Dataset records:

▼

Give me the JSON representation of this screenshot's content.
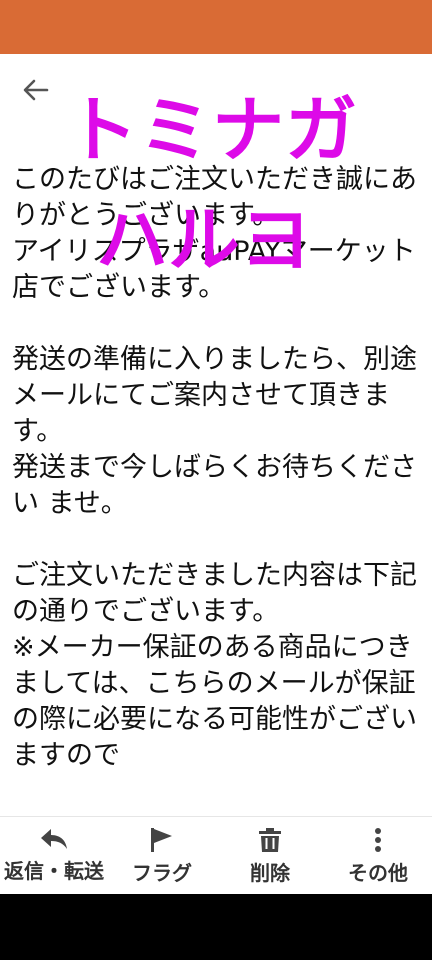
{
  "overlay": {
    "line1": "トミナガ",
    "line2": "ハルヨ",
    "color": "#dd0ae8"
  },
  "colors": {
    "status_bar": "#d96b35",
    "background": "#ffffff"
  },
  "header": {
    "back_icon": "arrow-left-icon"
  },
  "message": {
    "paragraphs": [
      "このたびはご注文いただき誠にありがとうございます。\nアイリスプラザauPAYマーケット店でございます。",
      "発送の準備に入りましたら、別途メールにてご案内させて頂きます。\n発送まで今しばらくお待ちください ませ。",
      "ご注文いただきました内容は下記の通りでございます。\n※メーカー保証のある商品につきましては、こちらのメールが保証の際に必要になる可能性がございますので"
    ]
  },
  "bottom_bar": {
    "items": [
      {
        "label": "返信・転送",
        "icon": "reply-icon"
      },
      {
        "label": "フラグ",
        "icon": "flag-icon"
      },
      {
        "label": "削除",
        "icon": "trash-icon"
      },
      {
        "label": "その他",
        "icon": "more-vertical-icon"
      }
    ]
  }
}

▲

▶ SHORT TASK:
Except for the pictures, print the data above exactly.

▶ THE RESULT:
Give me the JSON representation of this screenshot's content.
{
  "overlay": {
    "line1": "トミナガ",
    "line2": "ハルヨ",
    "color": "#dd0ae8"
  },
  "colors": {
    "status_bar": "#d96b35",
    "background": "#ffffff"
  },
  "header": {
    "back_icon": "arrow-left-icon"
  },
  "message": {
    "paragraphs": [
      "このたびはご注文いただき誠にありがとうございます。\nアイリスプラザauPAYマーケット店でございます。",
      "発送の準備に入りましたら、別途メールにてご案内させて頂きます。\n発送まで今しばらくお待ちください ませ。",
      "ご注文いただきました内容は下記の通りでございます。\n※メーカー保証のある商品につきましては、こちらのメールが保証の際に必要になる可能性がございますので"
    ]
  },
  "bottom_bar": {
    "items": [
      {
        "label": "返信・転送",
        "icon": "reply-icon"
      },
      {
        "label": "フラグ",
        "icon": "flag-icon"
      },
      {
        "label": "削除",
        "icon": "trash-icon"
      },
      {
        "label": "その他",
        "icon": "more-vertical-icon"
      }
    ]
  }
}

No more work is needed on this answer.